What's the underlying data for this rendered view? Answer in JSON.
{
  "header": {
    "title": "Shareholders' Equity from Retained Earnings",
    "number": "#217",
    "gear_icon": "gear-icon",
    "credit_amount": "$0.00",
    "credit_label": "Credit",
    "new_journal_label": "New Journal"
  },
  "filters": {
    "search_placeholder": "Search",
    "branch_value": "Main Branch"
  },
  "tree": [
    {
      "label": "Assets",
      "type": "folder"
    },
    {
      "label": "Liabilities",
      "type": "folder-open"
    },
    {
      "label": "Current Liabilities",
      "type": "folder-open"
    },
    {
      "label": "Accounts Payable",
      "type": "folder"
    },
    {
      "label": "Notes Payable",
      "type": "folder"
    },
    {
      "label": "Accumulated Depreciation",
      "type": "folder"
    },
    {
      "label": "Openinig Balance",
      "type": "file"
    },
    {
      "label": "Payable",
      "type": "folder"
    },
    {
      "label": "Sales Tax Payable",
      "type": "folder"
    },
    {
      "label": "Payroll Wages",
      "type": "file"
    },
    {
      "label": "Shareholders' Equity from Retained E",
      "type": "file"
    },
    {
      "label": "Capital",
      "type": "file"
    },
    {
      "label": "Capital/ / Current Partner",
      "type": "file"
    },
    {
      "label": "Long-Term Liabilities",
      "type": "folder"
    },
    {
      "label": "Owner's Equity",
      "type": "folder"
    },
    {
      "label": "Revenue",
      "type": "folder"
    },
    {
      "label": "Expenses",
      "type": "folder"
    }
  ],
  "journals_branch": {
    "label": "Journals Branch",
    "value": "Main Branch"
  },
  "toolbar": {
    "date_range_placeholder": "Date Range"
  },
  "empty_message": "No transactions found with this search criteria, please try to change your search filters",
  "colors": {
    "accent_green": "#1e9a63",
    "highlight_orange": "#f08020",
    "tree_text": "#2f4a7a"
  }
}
*-*-*
Each line that contains the word "this" counts toward the total; give only that total.

→ OUTPUT BELOW
2